La fiesta en la que descubrí de qué iba mi tesis

Hay veces en las que uno sale de fiesta y al día siguiente, tras jolgorios varios y una embriaguez desmedida, no se acuerda de mucho. En otros casos - aun pudiendo perfilar cada detalle de la discoteca: cuántas veces saltó un flash deslumbrante a tu alrededor, aquella mezcla insoportable del DJ, los coqueteos a altas horas de la noche o el número de pisotones que te llevaste como signo de que en alguna canción había que darlo todo - la fiesta no resulta memorable. Es mejor dejar el disfrute al azar. No depende del número de copas que hayas ingerido –o esparcido por el suelo–, de que estrenes camisa o del estado de subidón en el que se encuentren tus amigos. Sin embargo, siempre pensamos que cada salida va a ser única, de ahí el justificante de la resaca posterior. Por otro lado, hay noches especiales en las que el viento sopla más agradable que nunca y te dejas llevar sin pedirle nada a la providencia, más allá de no encontrarte a tu ex –o a su mejor amiga–. Hoy no vengo a hablar de un reencuentro inesperado, sino del punto de inflexión de mi tesis doctoral.

Entradas de datos:
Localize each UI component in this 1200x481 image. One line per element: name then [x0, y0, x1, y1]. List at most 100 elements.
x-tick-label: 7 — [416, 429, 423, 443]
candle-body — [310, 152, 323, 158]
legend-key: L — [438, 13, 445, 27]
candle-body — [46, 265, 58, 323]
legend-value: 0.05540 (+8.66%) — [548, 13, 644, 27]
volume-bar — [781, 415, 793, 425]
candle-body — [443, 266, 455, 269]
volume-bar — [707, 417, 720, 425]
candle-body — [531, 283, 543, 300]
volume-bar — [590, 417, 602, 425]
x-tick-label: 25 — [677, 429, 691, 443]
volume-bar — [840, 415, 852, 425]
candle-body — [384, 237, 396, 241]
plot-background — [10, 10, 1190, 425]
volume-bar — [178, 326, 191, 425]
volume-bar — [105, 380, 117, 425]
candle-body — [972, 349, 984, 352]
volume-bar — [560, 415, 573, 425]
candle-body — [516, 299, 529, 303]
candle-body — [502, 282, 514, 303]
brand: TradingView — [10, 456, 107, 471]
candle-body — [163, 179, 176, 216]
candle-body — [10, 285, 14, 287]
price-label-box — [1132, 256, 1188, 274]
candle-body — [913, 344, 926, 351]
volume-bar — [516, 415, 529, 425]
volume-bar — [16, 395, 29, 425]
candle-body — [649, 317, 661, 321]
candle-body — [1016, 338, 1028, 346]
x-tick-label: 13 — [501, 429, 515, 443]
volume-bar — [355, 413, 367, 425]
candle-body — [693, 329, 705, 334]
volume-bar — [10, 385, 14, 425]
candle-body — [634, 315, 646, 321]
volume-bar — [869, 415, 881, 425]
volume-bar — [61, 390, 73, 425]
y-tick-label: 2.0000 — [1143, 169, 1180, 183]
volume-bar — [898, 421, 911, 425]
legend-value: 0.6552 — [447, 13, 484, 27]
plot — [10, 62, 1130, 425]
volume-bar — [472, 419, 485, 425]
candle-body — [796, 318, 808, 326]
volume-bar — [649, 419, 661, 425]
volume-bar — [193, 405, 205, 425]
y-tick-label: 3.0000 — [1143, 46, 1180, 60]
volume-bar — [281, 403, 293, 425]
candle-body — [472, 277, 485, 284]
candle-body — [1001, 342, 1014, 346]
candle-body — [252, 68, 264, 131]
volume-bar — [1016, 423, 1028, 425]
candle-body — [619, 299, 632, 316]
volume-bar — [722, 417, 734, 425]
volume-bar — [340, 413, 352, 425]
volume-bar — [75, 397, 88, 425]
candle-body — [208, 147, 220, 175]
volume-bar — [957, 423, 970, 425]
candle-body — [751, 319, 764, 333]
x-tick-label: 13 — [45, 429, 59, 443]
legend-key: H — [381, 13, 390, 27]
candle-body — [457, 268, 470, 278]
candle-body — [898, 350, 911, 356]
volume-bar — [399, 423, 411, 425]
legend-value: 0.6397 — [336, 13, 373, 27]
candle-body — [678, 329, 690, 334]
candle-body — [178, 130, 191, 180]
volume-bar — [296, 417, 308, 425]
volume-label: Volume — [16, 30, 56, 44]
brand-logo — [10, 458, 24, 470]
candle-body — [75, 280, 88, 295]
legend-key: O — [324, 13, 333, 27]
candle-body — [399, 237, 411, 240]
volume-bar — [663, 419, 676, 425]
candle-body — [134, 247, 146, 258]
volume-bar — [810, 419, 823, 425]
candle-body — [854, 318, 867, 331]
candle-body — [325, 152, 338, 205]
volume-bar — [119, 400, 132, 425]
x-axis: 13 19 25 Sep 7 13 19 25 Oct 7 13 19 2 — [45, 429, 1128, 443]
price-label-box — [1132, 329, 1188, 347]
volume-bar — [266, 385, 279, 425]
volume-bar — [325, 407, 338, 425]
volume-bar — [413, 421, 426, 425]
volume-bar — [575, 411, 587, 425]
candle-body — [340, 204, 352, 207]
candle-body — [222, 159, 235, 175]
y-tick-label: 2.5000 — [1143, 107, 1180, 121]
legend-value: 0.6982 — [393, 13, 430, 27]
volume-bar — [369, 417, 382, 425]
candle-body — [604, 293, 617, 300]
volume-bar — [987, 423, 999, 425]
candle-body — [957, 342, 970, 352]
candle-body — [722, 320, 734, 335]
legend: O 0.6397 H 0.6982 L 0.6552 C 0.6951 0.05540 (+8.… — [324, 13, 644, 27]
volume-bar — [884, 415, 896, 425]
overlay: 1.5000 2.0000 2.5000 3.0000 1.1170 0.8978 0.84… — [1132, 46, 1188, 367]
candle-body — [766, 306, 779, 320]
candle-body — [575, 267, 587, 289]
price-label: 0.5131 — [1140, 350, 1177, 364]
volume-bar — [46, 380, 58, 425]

--

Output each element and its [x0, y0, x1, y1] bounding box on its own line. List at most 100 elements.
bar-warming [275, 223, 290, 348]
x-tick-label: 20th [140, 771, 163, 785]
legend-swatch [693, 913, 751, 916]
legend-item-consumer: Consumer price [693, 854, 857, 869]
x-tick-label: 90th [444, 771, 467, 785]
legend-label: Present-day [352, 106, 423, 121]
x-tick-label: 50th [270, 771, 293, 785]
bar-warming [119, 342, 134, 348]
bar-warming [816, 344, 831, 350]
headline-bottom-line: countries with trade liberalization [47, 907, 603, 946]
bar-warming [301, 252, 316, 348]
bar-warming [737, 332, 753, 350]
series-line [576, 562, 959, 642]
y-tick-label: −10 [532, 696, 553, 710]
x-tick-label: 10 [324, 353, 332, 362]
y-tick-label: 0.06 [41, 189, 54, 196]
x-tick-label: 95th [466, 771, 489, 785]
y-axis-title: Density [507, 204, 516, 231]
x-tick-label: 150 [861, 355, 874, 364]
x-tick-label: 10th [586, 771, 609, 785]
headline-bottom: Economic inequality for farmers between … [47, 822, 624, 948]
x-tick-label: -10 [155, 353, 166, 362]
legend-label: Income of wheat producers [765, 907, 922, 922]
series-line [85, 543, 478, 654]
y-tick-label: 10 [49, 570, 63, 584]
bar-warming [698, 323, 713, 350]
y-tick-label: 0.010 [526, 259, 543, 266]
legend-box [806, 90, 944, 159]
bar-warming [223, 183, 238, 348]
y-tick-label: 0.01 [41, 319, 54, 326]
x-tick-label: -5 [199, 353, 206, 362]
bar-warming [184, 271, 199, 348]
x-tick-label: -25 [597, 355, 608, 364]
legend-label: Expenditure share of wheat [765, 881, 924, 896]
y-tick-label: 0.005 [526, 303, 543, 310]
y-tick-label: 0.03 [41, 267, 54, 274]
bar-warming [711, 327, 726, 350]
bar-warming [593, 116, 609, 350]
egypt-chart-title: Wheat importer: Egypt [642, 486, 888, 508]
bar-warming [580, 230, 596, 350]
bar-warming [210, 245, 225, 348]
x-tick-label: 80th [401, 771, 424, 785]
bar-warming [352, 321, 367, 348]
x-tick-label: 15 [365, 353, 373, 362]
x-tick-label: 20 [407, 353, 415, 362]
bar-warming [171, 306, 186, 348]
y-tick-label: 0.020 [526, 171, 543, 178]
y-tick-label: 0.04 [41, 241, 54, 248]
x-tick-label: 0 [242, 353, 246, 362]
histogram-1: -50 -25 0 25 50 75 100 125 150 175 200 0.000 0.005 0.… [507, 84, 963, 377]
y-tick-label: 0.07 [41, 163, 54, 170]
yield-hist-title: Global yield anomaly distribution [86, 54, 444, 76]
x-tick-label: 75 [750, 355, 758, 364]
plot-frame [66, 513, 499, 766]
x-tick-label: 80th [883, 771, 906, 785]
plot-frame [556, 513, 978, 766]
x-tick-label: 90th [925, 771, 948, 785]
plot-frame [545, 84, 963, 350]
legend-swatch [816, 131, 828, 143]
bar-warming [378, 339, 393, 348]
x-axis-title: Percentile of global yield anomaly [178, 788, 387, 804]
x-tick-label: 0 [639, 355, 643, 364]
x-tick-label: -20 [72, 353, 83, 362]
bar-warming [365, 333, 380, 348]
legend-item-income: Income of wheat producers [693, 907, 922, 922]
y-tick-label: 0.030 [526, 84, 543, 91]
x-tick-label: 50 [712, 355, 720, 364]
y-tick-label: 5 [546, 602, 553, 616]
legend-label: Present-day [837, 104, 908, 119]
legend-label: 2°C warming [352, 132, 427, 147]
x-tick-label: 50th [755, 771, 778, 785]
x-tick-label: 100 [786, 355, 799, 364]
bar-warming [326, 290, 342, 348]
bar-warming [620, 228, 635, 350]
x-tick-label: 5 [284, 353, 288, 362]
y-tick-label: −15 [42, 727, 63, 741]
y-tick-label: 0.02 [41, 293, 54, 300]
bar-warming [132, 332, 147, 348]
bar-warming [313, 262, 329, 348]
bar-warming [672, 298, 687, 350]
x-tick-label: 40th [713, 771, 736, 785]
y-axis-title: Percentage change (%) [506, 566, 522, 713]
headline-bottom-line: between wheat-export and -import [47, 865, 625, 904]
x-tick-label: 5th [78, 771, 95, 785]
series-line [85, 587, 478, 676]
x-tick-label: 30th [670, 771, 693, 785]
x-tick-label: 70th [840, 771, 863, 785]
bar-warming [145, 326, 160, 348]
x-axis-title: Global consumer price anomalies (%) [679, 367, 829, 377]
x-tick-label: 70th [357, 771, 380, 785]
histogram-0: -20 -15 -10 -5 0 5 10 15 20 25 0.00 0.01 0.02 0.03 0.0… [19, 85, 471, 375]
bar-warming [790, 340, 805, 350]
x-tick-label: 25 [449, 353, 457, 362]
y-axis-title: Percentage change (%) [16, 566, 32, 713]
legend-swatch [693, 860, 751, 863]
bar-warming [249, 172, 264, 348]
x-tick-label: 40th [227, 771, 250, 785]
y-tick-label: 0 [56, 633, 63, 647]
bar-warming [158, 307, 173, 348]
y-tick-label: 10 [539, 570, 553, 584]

==

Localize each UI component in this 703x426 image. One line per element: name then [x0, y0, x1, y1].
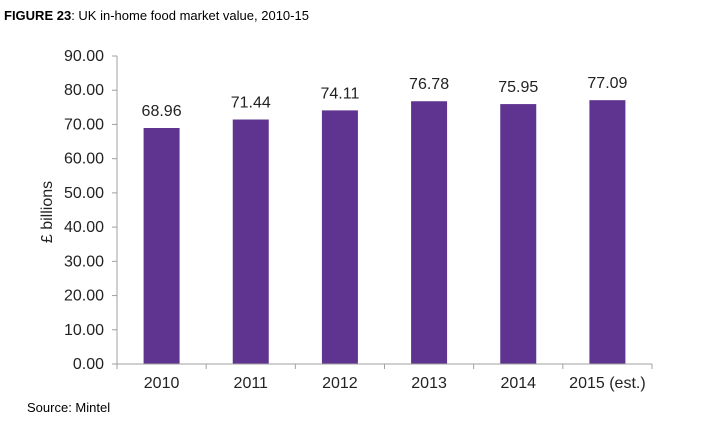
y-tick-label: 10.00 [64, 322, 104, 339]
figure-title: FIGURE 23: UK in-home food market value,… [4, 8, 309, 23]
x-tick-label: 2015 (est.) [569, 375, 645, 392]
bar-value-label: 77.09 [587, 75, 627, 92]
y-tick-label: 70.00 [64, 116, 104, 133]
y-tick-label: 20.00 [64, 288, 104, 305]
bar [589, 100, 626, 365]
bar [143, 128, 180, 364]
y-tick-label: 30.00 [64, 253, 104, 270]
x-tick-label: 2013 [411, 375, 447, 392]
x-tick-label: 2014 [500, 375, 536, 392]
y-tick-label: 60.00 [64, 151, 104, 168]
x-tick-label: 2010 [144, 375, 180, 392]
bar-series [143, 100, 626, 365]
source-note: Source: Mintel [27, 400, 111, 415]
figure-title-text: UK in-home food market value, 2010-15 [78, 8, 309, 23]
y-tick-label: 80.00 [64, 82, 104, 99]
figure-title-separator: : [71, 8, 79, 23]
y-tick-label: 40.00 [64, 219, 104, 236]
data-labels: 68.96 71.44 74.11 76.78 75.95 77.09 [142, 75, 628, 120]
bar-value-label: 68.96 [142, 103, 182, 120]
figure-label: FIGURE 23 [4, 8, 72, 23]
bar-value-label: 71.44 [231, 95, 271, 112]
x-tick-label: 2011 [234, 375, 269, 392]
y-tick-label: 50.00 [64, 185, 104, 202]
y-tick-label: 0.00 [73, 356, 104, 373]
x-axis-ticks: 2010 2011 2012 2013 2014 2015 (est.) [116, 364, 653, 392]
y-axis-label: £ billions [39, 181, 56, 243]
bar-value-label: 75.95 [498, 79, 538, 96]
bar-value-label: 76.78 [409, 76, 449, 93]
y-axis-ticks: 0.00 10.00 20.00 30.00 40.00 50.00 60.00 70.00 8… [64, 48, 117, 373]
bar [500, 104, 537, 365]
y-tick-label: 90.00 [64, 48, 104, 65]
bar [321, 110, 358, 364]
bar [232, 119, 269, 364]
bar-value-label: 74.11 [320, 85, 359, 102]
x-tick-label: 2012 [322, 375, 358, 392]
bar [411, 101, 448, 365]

Instrucciones:
A) Según el fragmento sobre la fiesta, ¿de qué viene a hablar hoy quien escribe?
B) Reproduce sin cambios las líneas de los registros, desde la que contiene "Localize each UI component in this 1200x481" hasta la que contiene "candle-body — [649, 317, 661, 321]", ambas incluidas.
Los registros no guardan ninguna relación con el fragmento.

Respuestas dadas:
A) Del punto de inflexión de su tesis doctoral.

B)
Localize each UI component in this 1200x481 image. One line per element: name then [x0, y0, x1, y1]. List at most 100 elements.
x-tick-label: 7 — [416, 429, 423, 443]
candle-body — [310, 152, 323, 158]
legend-key: L — [438, 13, 445, 27]
candle-body — [46, 265, 58, 323]
legend-value: 0.05540 (+8.66%) — [548, 13, 644, 27]
volume-bar — [781, 415, 793, 425]
candle-body — [443, 266, 455, 269]
volume-bar — [707, 417, 720, 425]
candle-body — [531, 283, 543, 300]
volume-bar — [590, 417, 602, 425]
x-tick-label: 25 — [677, 429, 691, 443]
volume-bar — [840, 415, 852, 425]
candle-body — [384, 237, 396, 241]
plot-background — [10, 10, 1190, 425]
volume-bar — [178, 326, 191, 425]
volume-bar — [105, 380, 117, 425]
candle-body — [972, 349, 984, 352]
volume-bar — [560, 415, 573, 425]
candle-body — [516, 299, 529, 303]
candle-body — [502, 282, 514, 303]
brand: TradingView — [10, 456, 107, 471]
candle-body — [163, 179, 176, 216]
candle-body — [10, 285, 14, 287]
price-label-box — [1132, 256, 1188, 274]
candle-body — [913, 344, 926, 351]
volume-bar — [516, 415, 529, 425]
volume-bar — [16, 395, 29, 425]
candle-body — [649, 317, 661, 321]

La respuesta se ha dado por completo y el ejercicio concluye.